**Brief:** Using the listing below, report all lines holding the word "frac".

>> Start

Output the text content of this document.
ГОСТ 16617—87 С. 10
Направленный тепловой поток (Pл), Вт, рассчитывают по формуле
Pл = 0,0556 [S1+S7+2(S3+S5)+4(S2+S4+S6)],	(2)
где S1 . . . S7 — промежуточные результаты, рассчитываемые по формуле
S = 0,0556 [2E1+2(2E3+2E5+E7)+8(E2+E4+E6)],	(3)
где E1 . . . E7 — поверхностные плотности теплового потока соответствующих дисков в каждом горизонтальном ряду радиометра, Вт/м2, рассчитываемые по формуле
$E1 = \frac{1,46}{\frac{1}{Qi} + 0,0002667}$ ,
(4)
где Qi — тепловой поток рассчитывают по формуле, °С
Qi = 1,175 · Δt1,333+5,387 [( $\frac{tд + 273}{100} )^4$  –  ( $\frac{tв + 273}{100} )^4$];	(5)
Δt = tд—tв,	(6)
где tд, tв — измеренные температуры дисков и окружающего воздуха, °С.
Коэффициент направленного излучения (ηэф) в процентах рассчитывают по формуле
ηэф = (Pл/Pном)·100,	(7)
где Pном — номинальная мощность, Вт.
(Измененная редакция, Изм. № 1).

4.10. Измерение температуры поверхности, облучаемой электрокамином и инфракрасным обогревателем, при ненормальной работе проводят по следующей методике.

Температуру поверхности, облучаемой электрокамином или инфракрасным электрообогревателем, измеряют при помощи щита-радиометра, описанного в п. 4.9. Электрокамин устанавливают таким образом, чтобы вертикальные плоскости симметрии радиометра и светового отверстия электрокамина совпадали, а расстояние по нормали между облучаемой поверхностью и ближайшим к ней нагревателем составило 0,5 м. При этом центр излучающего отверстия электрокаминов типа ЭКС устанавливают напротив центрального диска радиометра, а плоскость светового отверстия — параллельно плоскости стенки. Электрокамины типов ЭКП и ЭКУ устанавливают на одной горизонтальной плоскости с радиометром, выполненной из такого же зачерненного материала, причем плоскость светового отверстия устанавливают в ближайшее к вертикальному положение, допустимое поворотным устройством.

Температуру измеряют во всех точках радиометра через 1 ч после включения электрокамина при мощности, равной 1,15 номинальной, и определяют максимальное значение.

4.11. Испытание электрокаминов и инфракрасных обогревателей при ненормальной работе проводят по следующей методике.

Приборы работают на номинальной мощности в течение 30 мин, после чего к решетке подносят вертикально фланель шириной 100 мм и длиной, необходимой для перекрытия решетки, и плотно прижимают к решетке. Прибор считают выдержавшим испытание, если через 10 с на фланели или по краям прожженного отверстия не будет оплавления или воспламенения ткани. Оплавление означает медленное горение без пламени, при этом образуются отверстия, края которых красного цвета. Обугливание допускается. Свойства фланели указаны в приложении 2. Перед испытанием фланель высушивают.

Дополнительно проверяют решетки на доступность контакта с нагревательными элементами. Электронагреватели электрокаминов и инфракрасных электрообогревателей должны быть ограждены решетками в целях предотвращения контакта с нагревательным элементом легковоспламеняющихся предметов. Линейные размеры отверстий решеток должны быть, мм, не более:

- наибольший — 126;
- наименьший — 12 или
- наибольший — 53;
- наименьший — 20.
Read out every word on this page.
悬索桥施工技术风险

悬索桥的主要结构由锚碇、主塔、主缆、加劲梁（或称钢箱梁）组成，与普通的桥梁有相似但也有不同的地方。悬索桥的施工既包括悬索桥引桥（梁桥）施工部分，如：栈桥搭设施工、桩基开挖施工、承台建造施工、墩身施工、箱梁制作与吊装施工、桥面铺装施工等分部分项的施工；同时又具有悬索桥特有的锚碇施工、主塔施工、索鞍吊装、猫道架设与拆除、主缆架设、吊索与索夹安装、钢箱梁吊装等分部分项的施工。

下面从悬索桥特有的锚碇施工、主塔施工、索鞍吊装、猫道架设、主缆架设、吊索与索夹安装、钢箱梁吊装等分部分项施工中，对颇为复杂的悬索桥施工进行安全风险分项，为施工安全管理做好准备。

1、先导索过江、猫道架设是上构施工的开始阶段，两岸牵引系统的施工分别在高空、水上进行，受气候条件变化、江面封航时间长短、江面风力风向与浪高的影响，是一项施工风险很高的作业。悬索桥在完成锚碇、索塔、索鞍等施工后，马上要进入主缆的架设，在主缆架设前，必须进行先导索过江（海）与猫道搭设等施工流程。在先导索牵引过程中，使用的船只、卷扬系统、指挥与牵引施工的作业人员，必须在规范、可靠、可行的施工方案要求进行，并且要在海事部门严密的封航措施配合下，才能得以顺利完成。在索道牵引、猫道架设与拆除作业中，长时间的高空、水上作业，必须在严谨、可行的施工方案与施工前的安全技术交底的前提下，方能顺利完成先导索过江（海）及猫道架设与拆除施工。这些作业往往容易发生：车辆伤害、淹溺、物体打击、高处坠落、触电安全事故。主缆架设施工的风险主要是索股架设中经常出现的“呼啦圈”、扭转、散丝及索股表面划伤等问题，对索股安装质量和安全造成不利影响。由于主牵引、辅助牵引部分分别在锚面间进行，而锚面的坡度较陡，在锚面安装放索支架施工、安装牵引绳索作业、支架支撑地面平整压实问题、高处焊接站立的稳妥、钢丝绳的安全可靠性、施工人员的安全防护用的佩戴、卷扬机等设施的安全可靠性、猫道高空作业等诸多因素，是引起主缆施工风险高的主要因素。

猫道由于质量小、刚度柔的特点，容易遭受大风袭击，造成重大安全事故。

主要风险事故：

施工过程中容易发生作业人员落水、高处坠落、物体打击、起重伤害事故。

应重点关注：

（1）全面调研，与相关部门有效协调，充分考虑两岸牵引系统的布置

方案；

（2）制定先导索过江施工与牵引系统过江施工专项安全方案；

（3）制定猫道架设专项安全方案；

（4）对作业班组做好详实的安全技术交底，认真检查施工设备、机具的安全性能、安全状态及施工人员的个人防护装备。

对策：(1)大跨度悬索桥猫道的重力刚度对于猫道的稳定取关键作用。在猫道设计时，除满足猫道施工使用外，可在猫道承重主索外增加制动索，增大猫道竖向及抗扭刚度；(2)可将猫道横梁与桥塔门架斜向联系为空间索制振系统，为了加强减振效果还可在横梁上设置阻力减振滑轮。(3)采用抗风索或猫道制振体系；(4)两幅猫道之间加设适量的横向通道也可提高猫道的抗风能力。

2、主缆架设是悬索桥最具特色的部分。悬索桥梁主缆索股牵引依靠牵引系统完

>> End

**Result below:**
$E1 = \frac{1,46}{\frac{1}{Qi} + 0,0002667}$ ,
Qi = 1,175 · Δt1,333+5,387 [( $\frac{tд + 273}{100} )^4$  –  ( $\frac{tв + 273}{100} )^4$];	(5)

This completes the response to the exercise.